- [Task instructions] Repeat the data word for word. Do not include the pictures.

— Start Entries supplied —

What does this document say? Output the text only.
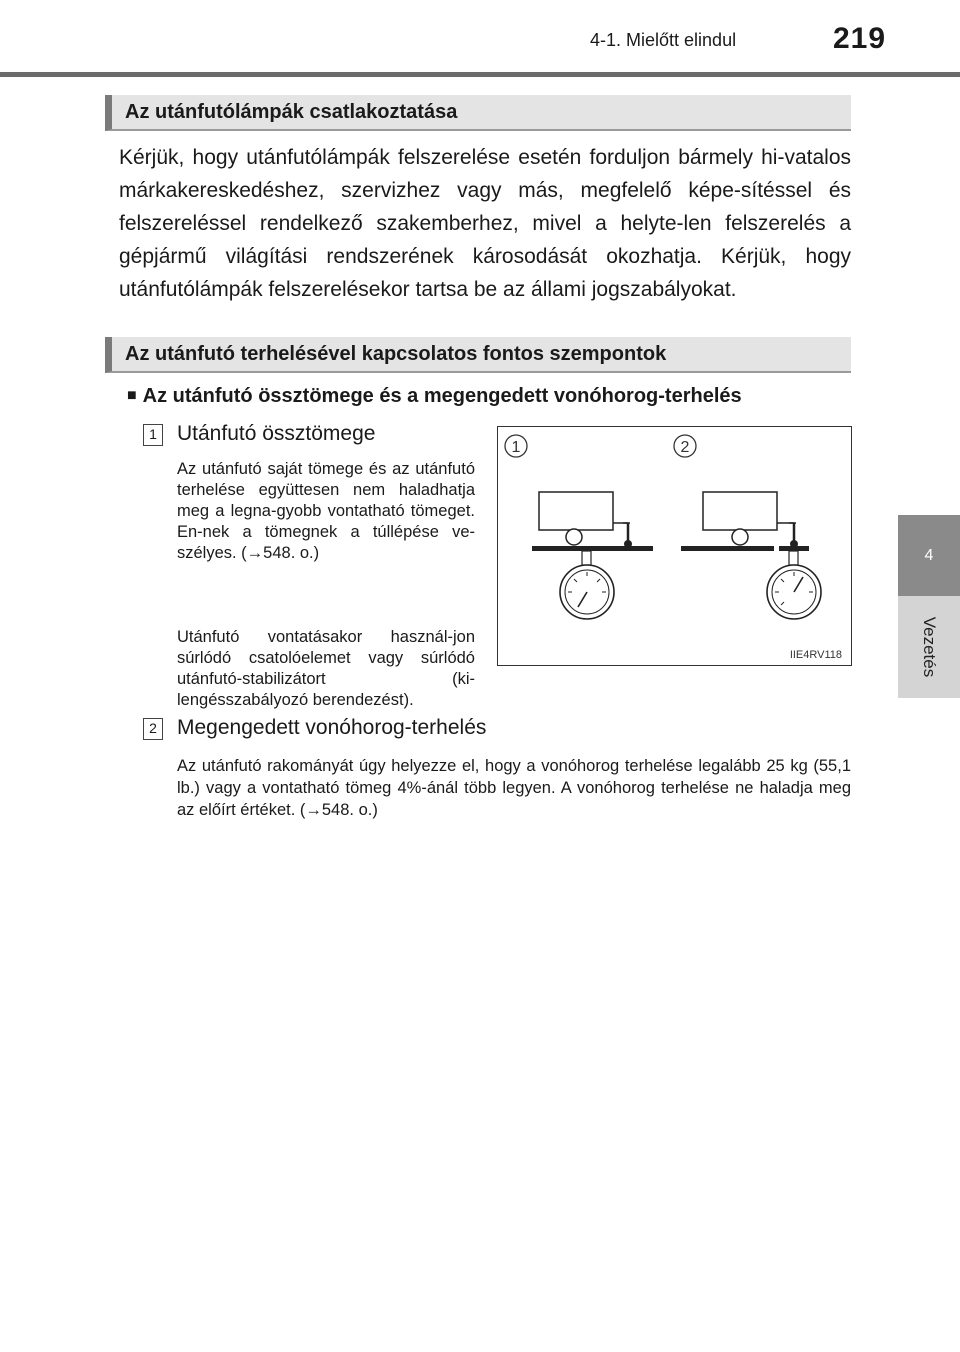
4-1. Mielőtt elindul	219
4
Vezetés
Az utánfutólámpák csatlakoztatása
Kérjük, hogy utánfutólámpák felszerelése esetén forduljon bármely hi-vatalos márkakereskedéshez, szervizhez vagy más, megfelelő képe-sítéssel és felszereléssel rendelkező szakemberhez, mivel a helyte-len felszerelés a gépjármű világítási rendszerének károsodását okozhatja. Kérjük, hogy utánfutólámpák felszerelésekor tartsa be az állami jogszabályokat.
Az utánfutó terhelésével kapcsolatos fontos szempontok
■ Az utánfutó össztömege és a megengedett vonóhorog-terhelés
1 Utánfutó össztömege
Az utánfutó saját tömege és az utánfutó terhelése együttesen nem haladhatja meg a legna-gyobb vontatható tömeget. En-nek a tömegnek a túllépése ve-szélyes. (→548. o.)
Utánfutó vontatásakor használ-jon súrlódó csatolóelemet vagy súrlódó utánfutó-stabilizátort (ki-lengésszabályozó berendezést).
1	2
IIE4RV118
2 Megengedett vonóhorog-terhelés
Az utánfutó rakományát úgy helyezze el, hogy a vonóhorog terhelése legalább 25 kg (55,1 lb.) vagy a vontatható tömeg 4%-ánál több legyen. A vonóhorog terhelése ne haladja meg az előírt értéket. (→548. o.)
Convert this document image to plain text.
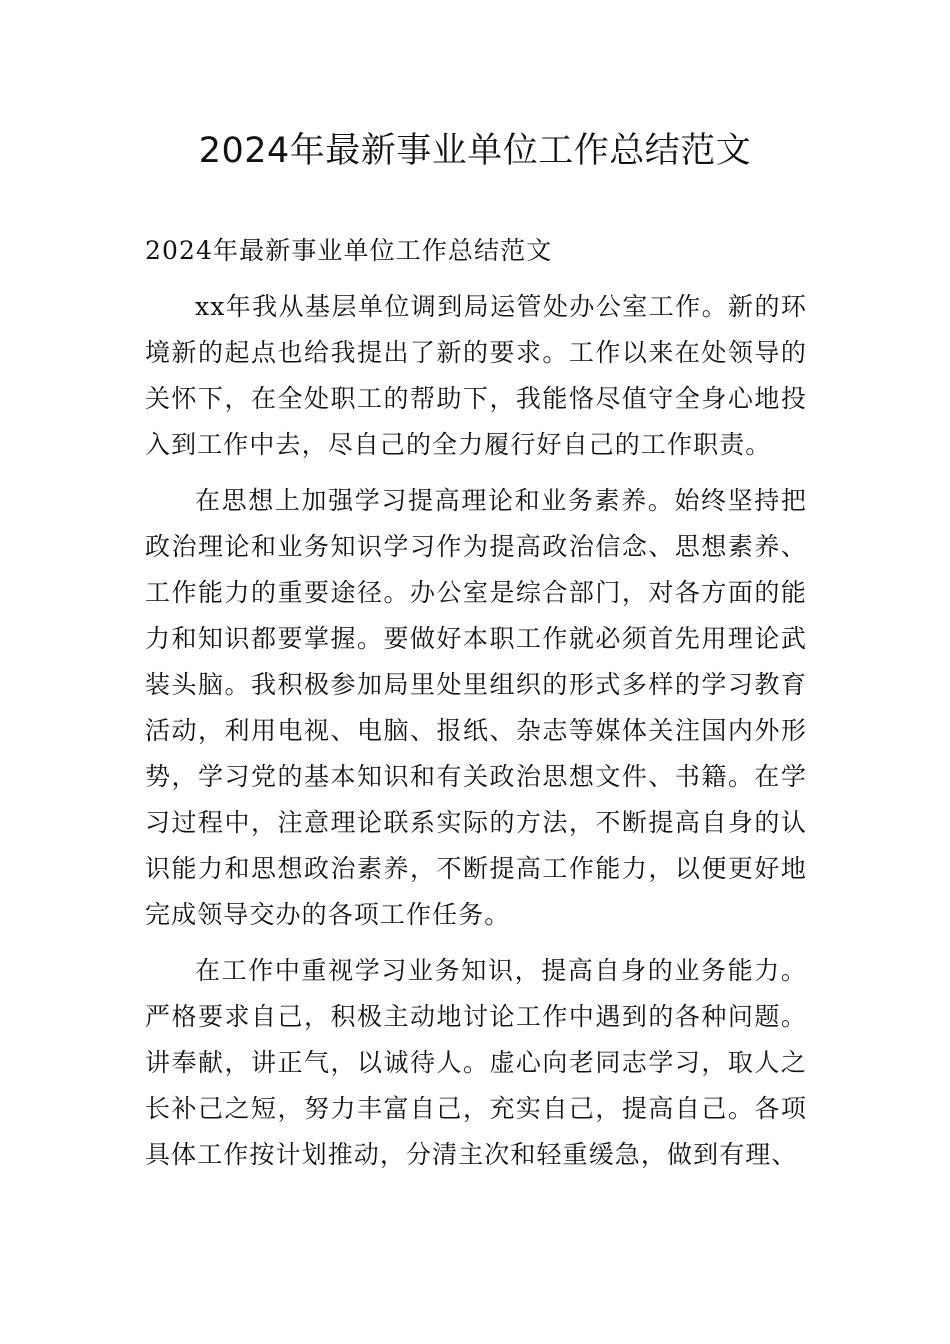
2024年最新事业单位工作总结范文

2024年最新事业单位工作总结范文

xx年我从基层单位调到局运管处办公室工作。新的环境新的起点也给我提出了新的要求。工作以来在处领导的关怀下，在全处职工的帮助下，我能恪尽值守全身心地投入到工作中去，尽自己的全力履行好自己的工作职责。

在思想上加强学习提高理论和业务素养。始终坚持把政治理论和业务知识学习作为提高政治信念、思想素养、工作能力的重要途径。办公室是综合部门，对各方面的能力和知识都要掌握。要做好本职工作就必须首先用理论武装头脑。我积极参加局里处里组织的形式多样的学习教育活动，利用电视、电脑、报纸、杂志等媒体关注国内外形势，学习党的基本知识和有关政治思想文件、书籍。在学习过程中，注意理论联系实际的方法，不断提高自身的认识能力和思想政治素养，不断提高工作能力，以便更好地完成领导交办的各项工作任务。

在工作中重视学习业务知识，提高自身的业务能力。严格要求自己，积极主动地讨论工作中遇到的各种问题。讲奉献，讲正气，以诚待人。虚心向老同志学习，取人之长补己之短，努力丰富自己，充实自己，提高自己。各项具体工作按计划推动，分清主次和轻重缓急，做到有理、
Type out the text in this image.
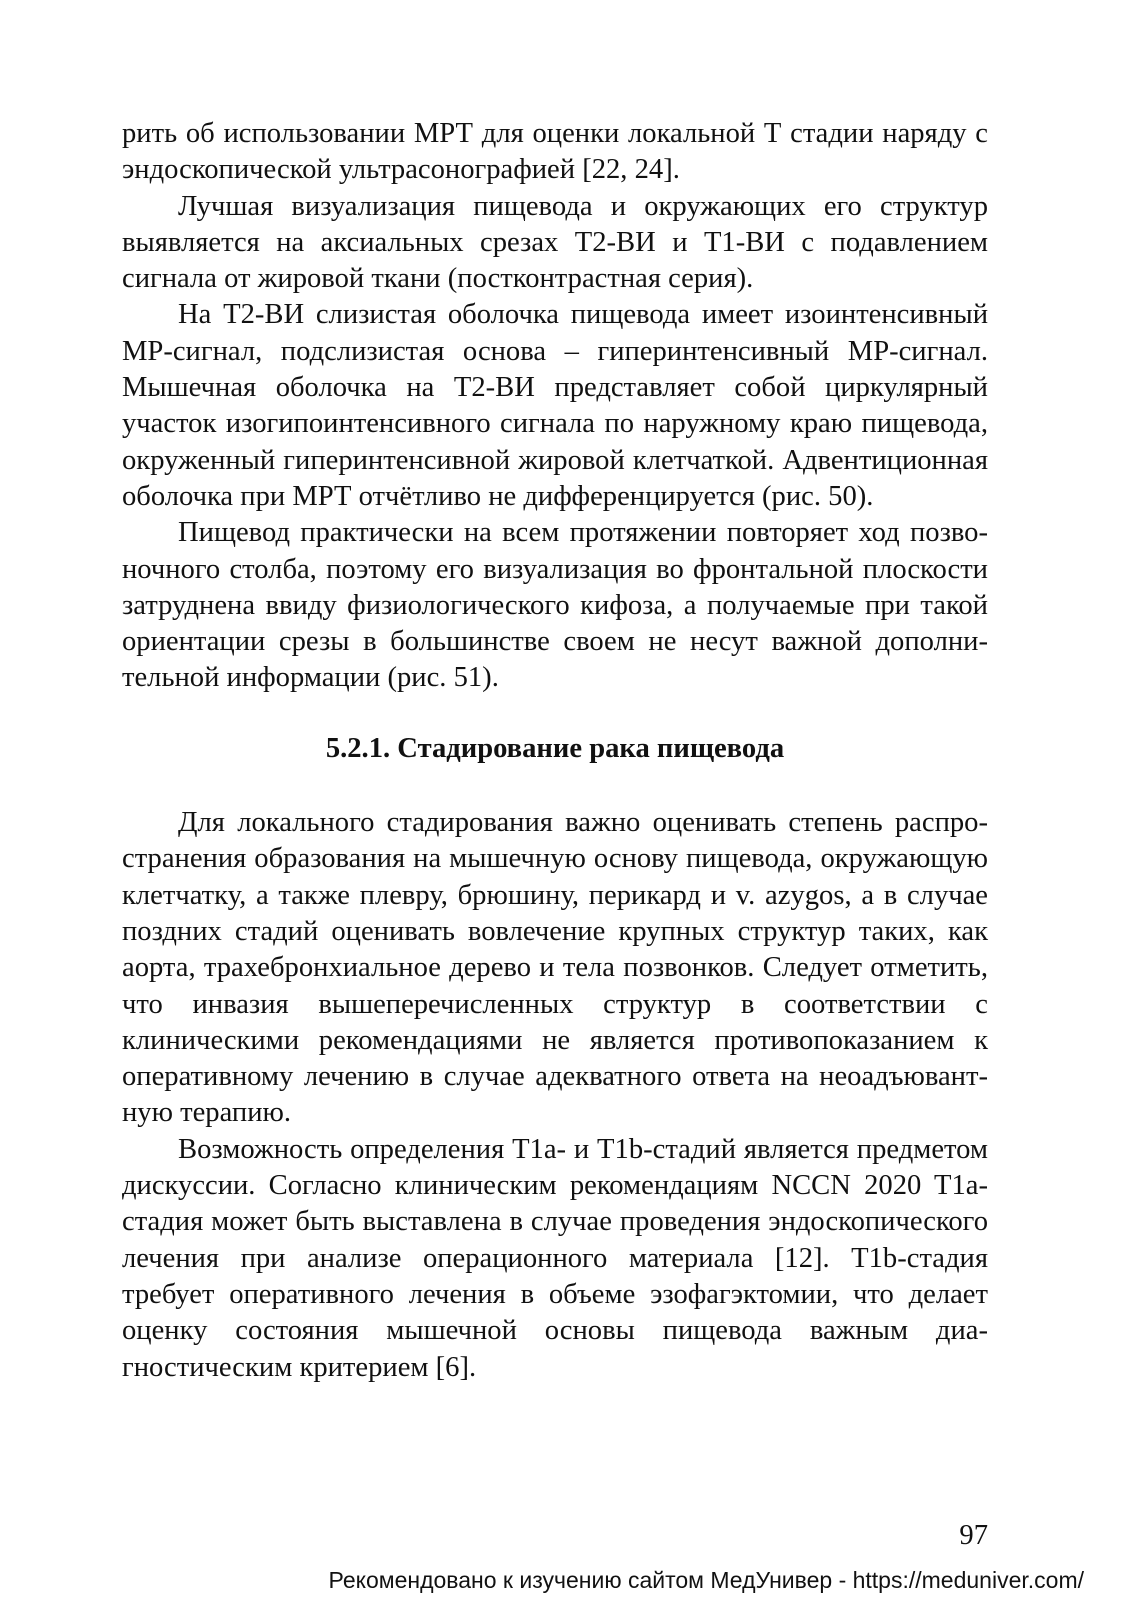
рить об использовании МРТ для оценки локальной Т стадии наряду с эндоскопической ультрасонографией [22, 24].

Лучшая визуализация пищевода и окружающих его структур выявляется на аксиальных срезах Т2-ВИ и Т1-ВИ с подавлением сигнала от жировой ткани (постконтрастная серия).

На Т2-ВИ слизистая оболочка пищевода имеет изоинтенсивный МР-сигнал, подслизистая основа – гиперинтенсивный МР-сигнал. Мышечная оболочка на Т2-ВИ представляет собой циркулярный участок изогипоинтенсивного сигнала по наружному краю пищевода, окруженный гиперинтенсивной жировой клетчаткой. Адвентиционная оболочка при МРТ отчётливо не дифференцируется (рис. 50).

Пищевод практически на всем протяжении повторяет ход позвоночного столба, поэтому его визуализация во фронтальной плоскости затруднена ввиду физиологического кифоза, а получаемые при такой ориентации срезы в большинстве своем не несут важной дополнительной информации (рис. 51).

5.2.1. Стадирование рака пищевода

Для локального стадирования важно оценивать степень распространения образования на мышечную основу пищевода, окружающую клетчатку, а также плевру, брюшину, перикард и v. azygos, а в случае поздних стадий оценивать вовлечение крупных структур таких, как аорта, трахебронхиальное дерево и тела позвонков. Следует отметить, что инвазия вышеперечисленных структур в соответствии с клиническими рекомендациями не является противопоказанием к оперативному лечению в случае адекватного ответа на неоадъювантную терапию.

Возможность определения T1a- и T1b-стадий является предметом дискуссии. Согласно клиническим рекомендациям NCCN 2020 T1a-стадия может быть выставлена в случае проведения эндоскопического лечения при анализе операционного материала [12]. T1b-стадия требует оперативного лечения в объеме эзофагэктомии, что делает оценку состояния мышечной основы пищевода важным диагностическим критерием [6].

97
Рекомендовано к изучению сайтом МедУнивер - https://meduniver.com/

— End Entries supplied —

- [In response]
What does this document say? Output the text only.
4-1. Mielőtt elindul	219
4
Vezetés
Az utánfutólámpák csatlakoztatása
Kérjük, hogy utánfutólámpák felszerelése esetén forduljon bármely hi-vatalos márkakereskedéshez, szervizhez vagy más, megfelelő képe-sítéssel és felszereléssel rendelkező szakemberhez, mivel a helyte-len felszerelés a gépjármű világítási rendszerének károsodását okozhatja. Kérjük, hogy utánfutólámpák felszerelésekor tartsa be az állami jogszabályokat.
Az utánfutó terhelésével kapcsolatos fontos szempontok
■ Az utánfutó össztömege és a megengedett vonóhorog-terhelés
1 Utánfutó össztömege
Az utánfutó saját tömege és az utánfutó terhelése együttesen nem haladhatja meg a legna-gyobb vontatható tömeget. En-nek a tömegnek a túllépése ve-szélyes. (→548. o.)
Utánfutó vontatásakor használ-jon súrlódó csatolóelemet vagy súrlódó utánfutó-stabilizátort (ki-lengésszabályozó berendezést).
1	2
IIE4RV118
2 Megengedett vonóhorog-terhelés
Az utánfutó rakományát úgy helyezze el, hogy a vonóhorog terhelése legalább 25 kg (55,1 lb.) vagy a vontatható tömeg 4%-ánál több legyen. A vonóhorog terhelése ne haladja meg az előírt értéket. (→548. o.)
Convert this document image to plain text.
2024年最新事业单位工作总结范文

2024年最新事业单位工作总结范文

xx年我从基层单位调到局运管处办公室工作。新的环境新的起点也给我提出了新的要求。工作以来在处领导的关怀下，在全处职工的帮助下，我能恪尽值守全身心地投入到工作中去，尽自己的全力履行好自己的工作职责。

在思想上加强学习提高理论和业务素养。始终坚持把政治理论和业务知识学习作为提高政治信念、思想素养、工作能力的重要途径。办公室是综合部门，对各方面的能力和知识都要掌握。要做好本职工作就必须首先用理论武装头脑。我积极参加局里处里组织的形式多样的学习教育活动，利用电视、电脑、报纸、杂志等媒体关注国内外形势，学习党的基本知识和有关政治思想文件、书籍。在学习过程中，注意理论联系实际的方法，不断提高自身的认识能力和思想政治素养，不断提高工作能力，以便更好地完成领导交办的各项工作任务。

在工作中重视学习业务知识，提高自身的业务能力。严格要求自己，积极主动地讨论工作中遇到的各种问题。讲奉献，讲正气，以诚待人。虚心向老同志学习，取人之长补己之短，努力丰富自己，充实自己，提高自己。各项具体工作按计划推动，分清主次和轻重缓急，做到有理、
Type out the text in this image.
рить об использовании МРТ для оценки локальной Т стадии наряду с эндоскопической ультрасонографией [22, 24].

Лучшая визуализация пищевода и окружающих его структур выявляется на аксиальных срезах Т2-ВИ и Т1-ВИ с подавлением сигнала от жировой ткани (постконтрастная серия).

На Т2-ВИ слизистая оболочка пищевода имеет изоинтенсивный МР-сигнал, подслизистая основа – гиперинтенсивный МР-сигнал. Мышечная оболочка на Т2-ВИ представляет собой циркулярный участок изогипоинтенсивного сигнала по наружному краю пищевода, окруженный гиперинтенсивной жировой клетчаткой. Адвентиционная оболочка при МРТ отчётливо не дифференцируется (рис. 50).

Пищевод практически на всем протяжении повторяет ход позвоночного столба, поэтому его визуализация во фронтальной плоскости затруднена ввиду физиологического кифоза, а получаемые при такой ориентации срезы в большинстве своем не несут важной дополнительной информации (рис. 51).

5.2.1. Стадирование рака пищевода

Для локального стадирования важно оценивать степень распространения образования на мышечную основу пищевода, окружающую клетчатку, а также плевру, брюшину, перикард и v. azygos, а в случае поздних стадий оценивать вовлечение крупных структур таких, как аорта, трахебронхиальное дерево и тела позвонков. Следует отметить, что инвазия вышеперечисленных структур в соответствии с клиническими рекомендациями не является противопоказанием к оперативному лечению в случае адекватного ответа на неоадъювантную терапию.

Возможность определения T1a- и T1b-стадий является предметом дискуссии. Согласно клиническим рекомендациям NCCN 2020 T1a-стадия может быть выставлена в случае проведения эндоскопического лечения при анализе операционного материала [12]. T1b-стадия требует оперативного лечения в объеме эзофагэктомии, что делает оценку состояния мышечной основы пищевода важным диагностическим критерием [6].

97
Рекомендовано к изучению сайтом МедУнивер - https://meduniver.com/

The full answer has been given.